[Information supplied]:
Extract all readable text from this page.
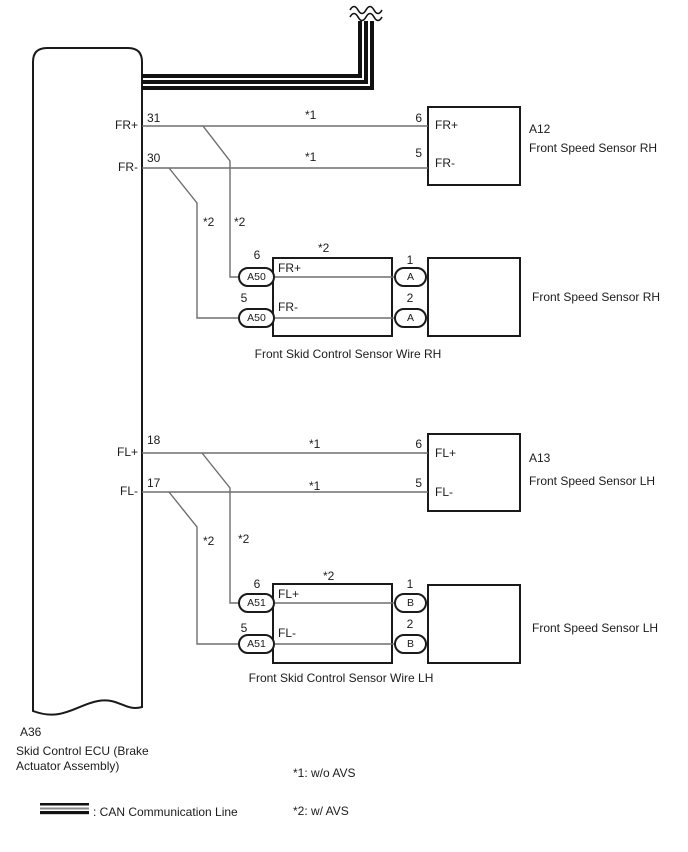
A50
A50
A
A
A51
A51
B
B
FR+ 31
FR-
30
FL+
18
FL-
17
*1
*1
6
5
FR+
FR-
A12
Front Speed Sensor RH
*2 *2
*2
6
5
FR+
FR-
1
2
Front Skid Control Sensor Wire RH
Front Speed Sensor RH
*1
*1
6
5
FL+
FL-
A13
Front Speed Sensor LH
*2 *2
*2
6
5
FL+
FL-
1
2
Front Skid Control Sensor Wire LH
Front Speed Sensor LH
A36
Skid Control ECU (Brake
Actuator Assembly)
: CAN Communication Line
*1: w/o AVS
*2: w/ AVS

[Written task]: Pick out all the lines with the word "Skid" in them and copy them.

[Answer to this task]:
Front Skid Control Sensor Wire RH
Front Skid Control Sensor Wire LH
Skid Control ECU (Brake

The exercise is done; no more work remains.